Annotated region listings =>
====

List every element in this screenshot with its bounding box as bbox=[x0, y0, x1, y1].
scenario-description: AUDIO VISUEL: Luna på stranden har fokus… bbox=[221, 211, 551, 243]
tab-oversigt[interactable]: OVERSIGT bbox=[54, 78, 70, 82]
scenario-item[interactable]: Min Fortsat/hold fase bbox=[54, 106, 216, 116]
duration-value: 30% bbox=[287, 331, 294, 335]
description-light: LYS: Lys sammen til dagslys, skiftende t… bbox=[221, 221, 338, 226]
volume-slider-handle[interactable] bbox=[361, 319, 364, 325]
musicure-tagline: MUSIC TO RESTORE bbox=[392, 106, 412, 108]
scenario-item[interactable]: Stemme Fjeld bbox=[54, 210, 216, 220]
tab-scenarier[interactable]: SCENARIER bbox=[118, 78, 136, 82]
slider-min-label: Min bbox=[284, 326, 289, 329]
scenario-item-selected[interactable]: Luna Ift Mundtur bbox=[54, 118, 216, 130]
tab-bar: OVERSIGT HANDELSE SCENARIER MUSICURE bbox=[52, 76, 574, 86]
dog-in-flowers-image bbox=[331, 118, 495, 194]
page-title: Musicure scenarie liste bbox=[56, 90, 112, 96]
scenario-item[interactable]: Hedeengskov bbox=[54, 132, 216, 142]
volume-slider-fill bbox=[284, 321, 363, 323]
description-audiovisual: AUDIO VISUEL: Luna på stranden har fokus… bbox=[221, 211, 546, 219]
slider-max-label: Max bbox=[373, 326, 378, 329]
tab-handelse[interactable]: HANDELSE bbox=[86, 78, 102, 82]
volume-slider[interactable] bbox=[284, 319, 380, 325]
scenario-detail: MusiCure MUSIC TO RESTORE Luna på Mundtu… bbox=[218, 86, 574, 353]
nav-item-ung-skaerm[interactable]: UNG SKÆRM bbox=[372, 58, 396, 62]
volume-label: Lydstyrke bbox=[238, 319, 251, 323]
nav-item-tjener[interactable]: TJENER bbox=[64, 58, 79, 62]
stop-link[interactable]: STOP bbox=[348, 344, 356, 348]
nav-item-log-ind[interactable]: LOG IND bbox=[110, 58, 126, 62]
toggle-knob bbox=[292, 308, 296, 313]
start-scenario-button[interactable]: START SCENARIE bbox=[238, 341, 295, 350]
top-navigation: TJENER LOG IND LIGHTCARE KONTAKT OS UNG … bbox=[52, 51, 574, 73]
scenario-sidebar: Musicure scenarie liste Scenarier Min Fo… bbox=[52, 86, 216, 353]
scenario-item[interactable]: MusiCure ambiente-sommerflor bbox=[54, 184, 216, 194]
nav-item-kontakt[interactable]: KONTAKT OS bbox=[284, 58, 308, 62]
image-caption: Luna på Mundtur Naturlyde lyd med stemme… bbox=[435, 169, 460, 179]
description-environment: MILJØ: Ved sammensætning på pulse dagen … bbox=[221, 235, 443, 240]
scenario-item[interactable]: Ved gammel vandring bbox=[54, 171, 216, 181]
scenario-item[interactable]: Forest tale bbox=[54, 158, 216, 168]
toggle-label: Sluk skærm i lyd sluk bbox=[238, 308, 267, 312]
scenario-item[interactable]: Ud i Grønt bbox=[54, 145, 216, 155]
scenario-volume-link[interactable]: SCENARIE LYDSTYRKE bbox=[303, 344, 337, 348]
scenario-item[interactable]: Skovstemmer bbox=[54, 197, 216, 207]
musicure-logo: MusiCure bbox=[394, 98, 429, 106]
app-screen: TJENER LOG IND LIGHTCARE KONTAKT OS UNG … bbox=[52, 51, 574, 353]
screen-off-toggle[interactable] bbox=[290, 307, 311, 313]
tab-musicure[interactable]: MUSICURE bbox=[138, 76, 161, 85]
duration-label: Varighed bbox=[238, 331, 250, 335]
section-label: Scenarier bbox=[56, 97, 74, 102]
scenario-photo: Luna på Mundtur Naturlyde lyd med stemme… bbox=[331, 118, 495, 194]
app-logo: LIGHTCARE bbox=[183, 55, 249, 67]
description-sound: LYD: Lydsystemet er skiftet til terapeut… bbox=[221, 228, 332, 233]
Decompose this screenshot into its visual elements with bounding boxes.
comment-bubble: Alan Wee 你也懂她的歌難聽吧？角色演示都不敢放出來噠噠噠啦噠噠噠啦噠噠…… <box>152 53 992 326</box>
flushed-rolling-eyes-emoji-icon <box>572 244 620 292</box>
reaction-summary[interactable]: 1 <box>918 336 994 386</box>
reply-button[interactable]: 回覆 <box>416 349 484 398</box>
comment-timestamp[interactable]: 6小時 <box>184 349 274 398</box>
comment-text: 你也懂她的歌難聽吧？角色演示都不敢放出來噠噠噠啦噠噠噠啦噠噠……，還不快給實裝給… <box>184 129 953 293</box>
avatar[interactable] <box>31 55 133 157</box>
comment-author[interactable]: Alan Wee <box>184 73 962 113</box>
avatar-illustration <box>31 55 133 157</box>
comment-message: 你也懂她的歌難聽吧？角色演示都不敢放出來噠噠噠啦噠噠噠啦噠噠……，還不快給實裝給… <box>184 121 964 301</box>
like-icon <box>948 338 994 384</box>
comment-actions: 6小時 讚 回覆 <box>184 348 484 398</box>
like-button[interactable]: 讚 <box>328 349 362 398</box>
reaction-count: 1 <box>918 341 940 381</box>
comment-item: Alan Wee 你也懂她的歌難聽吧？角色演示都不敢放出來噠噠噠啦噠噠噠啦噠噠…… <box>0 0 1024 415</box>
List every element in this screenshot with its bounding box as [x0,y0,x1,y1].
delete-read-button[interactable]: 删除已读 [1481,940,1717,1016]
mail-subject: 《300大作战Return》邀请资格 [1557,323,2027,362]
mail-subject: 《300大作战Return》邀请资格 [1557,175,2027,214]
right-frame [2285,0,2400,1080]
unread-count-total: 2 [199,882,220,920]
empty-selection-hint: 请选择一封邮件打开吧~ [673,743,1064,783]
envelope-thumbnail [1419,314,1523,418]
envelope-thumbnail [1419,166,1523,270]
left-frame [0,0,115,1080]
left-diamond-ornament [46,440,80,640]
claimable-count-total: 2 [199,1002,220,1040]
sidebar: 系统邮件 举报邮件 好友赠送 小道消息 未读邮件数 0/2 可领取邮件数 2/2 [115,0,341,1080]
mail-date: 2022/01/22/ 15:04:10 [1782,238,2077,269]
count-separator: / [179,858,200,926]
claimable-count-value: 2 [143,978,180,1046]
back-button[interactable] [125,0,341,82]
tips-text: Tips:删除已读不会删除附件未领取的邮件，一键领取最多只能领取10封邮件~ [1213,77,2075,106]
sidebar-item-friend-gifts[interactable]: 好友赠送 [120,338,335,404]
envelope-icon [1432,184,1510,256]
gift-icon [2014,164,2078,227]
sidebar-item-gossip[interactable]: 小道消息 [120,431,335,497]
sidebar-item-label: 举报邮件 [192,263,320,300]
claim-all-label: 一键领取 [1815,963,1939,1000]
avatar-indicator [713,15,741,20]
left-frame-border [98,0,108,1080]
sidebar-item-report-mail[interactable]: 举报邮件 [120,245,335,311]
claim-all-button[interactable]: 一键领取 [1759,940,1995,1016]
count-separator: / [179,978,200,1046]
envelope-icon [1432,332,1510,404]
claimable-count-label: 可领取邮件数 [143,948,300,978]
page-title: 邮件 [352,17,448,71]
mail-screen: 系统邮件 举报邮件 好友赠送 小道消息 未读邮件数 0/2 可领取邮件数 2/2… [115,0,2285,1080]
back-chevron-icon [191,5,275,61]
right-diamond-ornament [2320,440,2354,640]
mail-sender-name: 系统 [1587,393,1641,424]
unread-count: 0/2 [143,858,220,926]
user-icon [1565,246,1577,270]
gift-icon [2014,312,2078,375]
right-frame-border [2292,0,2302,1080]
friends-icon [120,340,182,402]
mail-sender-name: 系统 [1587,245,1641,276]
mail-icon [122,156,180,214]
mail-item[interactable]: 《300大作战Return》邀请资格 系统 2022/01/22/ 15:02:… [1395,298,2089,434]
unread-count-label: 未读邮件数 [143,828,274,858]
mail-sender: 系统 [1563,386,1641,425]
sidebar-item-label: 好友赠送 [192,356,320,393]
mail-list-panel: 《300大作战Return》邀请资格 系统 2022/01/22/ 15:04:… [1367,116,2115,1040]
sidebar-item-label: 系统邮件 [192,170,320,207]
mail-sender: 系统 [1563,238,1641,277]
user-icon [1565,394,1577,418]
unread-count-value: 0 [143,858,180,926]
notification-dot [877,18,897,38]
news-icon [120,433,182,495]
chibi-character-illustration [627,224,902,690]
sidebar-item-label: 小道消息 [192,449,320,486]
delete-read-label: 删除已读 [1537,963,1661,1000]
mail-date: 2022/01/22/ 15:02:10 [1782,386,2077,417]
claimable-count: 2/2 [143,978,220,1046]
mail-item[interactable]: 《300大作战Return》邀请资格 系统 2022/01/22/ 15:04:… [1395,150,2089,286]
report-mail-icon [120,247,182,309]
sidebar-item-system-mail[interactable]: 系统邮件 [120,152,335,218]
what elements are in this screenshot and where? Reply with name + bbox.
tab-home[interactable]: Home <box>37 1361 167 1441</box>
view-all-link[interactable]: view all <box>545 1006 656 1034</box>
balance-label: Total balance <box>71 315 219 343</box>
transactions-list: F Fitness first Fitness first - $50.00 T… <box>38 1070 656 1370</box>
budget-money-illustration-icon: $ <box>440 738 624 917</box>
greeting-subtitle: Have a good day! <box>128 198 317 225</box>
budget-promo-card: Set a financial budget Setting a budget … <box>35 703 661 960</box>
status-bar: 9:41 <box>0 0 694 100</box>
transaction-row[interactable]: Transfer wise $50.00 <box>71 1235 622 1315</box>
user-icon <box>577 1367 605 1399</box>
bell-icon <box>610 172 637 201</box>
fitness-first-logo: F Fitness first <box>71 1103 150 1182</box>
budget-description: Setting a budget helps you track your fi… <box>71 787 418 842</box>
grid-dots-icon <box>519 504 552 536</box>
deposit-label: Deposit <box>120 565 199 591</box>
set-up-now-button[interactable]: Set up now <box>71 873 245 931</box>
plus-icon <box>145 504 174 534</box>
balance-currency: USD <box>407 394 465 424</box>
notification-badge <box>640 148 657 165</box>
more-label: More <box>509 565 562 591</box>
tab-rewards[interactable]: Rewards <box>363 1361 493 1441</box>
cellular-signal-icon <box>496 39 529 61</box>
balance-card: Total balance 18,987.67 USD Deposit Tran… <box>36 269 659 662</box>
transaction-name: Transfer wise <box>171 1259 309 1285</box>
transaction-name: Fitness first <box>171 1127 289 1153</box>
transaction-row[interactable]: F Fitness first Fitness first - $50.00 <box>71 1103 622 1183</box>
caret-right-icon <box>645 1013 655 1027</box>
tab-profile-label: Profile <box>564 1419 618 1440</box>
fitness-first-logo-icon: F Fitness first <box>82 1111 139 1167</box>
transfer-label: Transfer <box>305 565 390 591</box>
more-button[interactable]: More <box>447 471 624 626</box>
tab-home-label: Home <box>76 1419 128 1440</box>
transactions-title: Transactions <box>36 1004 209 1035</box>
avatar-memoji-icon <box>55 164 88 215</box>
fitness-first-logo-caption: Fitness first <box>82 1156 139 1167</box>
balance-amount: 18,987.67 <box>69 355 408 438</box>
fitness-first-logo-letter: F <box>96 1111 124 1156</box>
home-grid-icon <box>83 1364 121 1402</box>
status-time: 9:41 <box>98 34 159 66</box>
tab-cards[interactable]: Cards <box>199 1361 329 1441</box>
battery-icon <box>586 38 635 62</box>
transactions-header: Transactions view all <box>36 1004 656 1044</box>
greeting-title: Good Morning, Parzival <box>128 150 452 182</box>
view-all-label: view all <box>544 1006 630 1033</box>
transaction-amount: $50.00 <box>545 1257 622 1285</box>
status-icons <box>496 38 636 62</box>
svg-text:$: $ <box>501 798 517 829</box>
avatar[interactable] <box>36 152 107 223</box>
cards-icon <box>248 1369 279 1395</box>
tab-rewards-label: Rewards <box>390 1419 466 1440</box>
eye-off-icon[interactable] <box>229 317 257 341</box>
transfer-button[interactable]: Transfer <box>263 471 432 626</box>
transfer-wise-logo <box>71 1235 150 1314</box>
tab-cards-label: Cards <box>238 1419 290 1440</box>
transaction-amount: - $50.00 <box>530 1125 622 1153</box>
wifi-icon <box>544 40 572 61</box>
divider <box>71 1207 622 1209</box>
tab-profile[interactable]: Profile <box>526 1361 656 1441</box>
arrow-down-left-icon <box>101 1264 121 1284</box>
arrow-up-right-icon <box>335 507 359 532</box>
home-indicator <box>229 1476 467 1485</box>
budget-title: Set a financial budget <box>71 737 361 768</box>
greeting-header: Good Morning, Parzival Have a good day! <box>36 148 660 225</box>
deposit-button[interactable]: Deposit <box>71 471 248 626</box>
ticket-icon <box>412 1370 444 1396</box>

====

Goal => Quote verbatim everything from the start of the records down to the line containing "duration-value: 30% bbox=[287, 331, 294, 335]", with both ends included.

Exercise answer =>
List every element in this screenshot with its bounding box as bbox=[x0, y0, x1, y1].
scenario-description: AUDIO VISUEL: Luna på stranden har fokus… bbox=[221, 211, 551, 243]
tab-oversigt[interactable]: OVERSIGT bbox=[54, 78, 70, 82]
scenario-item[interactable]: Min Fortsat/hold fase bbox=[54, 106, 216, 116]
duration-value: 30% bbox=[287, 331, 294, 335]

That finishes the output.